SHORT PROBLEM
Return the full material exactly.
:::::
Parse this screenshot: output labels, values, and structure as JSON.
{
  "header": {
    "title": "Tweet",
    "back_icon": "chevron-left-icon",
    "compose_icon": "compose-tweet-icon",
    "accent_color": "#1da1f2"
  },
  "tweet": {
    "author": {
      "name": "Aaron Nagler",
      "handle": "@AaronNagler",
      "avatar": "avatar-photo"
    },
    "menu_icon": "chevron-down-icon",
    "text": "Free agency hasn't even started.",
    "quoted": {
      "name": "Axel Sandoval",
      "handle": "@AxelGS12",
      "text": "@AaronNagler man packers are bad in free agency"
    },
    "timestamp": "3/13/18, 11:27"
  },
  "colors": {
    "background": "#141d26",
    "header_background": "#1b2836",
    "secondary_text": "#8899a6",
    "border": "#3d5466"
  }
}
:::::
REPLY
Parse this screenshot: output labels, values, and structure as JSON.
{
  "header": {
    "title": "Tweet",
    "back_icon": "chevron-left-icon",
    "compose_icon": "compose-tweet-icon",
    "accent_color": "#1da1f2"
  },
  "tweet": {
    "author": {
      "name": "Aaron Nagler",
      "handle": "@AaronNagler",
      "avatar": "avatar-photo"
    },
    "menu_icon": "chevron-down-icon",
    "text": "Free agency hasn't even started.",
    "quoted": {
      "name": "Axel Sandoval",
      "handle": "@AxelGS12",
      "text": "@AaronNagler man packers are bad in free agency"
    },
    "timestamp": "3/13/18, 11:27"
  },
  "colors": {
    "background": "#141d26",
    "header_background": "#1b2836",
    "secondary_text": "#8899a6",
    "border": "#3d5466"
  }
}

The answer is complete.